_Selected excerpt:_
In the Cox proportional-hazards model described above, high ANA titers, when treated as a dichotomized variable, remained strongly associated with case-specific mortality [hazard ratio (HR) 2.25, 95% confidence interval (CI) 1.14−4.20, P = 0.02], along with older age (for each 10-year increment, HR 1.55, 95% CI 1.07−1.55, P = 0.02).
Lung function tests
While no statistically significant differences were observed between the high and low ANA titer groups in baseline FVC (P = 0.13) and DLCO (P = 0.87), there is a trend towards a higher FVC in the ANA titer < 160 group. Additionally, no significant differences were found in changes in these parameters from baseline to the end of follow-up (FVC, P = 0.41, and DLCO, P = 0.36).

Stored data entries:
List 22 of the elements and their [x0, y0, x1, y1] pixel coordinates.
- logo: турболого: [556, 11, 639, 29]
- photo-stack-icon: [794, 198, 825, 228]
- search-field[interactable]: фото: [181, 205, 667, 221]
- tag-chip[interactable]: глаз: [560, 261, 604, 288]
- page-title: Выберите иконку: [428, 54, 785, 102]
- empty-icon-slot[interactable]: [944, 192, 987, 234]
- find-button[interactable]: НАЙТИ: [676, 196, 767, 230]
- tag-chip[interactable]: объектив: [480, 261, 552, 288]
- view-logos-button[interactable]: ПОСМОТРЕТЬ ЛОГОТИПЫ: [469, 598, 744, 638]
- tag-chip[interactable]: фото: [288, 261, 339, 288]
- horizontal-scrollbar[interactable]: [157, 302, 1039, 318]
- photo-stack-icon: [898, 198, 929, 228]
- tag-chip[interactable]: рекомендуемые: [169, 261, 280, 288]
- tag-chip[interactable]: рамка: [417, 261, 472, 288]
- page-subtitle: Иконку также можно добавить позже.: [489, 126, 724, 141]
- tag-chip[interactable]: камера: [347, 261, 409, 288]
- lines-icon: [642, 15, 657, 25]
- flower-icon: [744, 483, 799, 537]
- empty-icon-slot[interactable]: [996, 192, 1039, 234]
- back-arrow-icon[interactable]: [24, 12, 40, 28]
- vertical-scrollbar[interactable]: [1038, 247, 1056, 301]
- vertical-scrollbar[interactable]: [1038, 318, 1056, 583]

_Exercise goal:_ Output the ANA titer passage word for word, from "In the Cox proportional-hazards" to "DLCO, P = 0.36).".

_Answer for the task:_
In the Cox proportional-hazards model described above, high ANA titers, when treated as a dichotomized variable, remained strongly associated with case-specific mortality [hazard ratio (HR) 2.25, 95% confidence interval (CI) 1.14−4.20, P = 0.02], along with older age (for each 10-year increment, HR 1.55, 95% CI 1.07−1.55, P = 0.02).
Lung function tests
While no statistically significant differences were observed between the high and low ANA titer groups in baseline FVC (P = 0.13) and DLCO (P = 0.87), there is a trend towards a higher FVC in the ANA titer < 160 group. Additionally, no significant differences were found in changes in these parameters from baseline to the end of follow-up (FVC, P = 0.41, and DLCO, P = 0.36).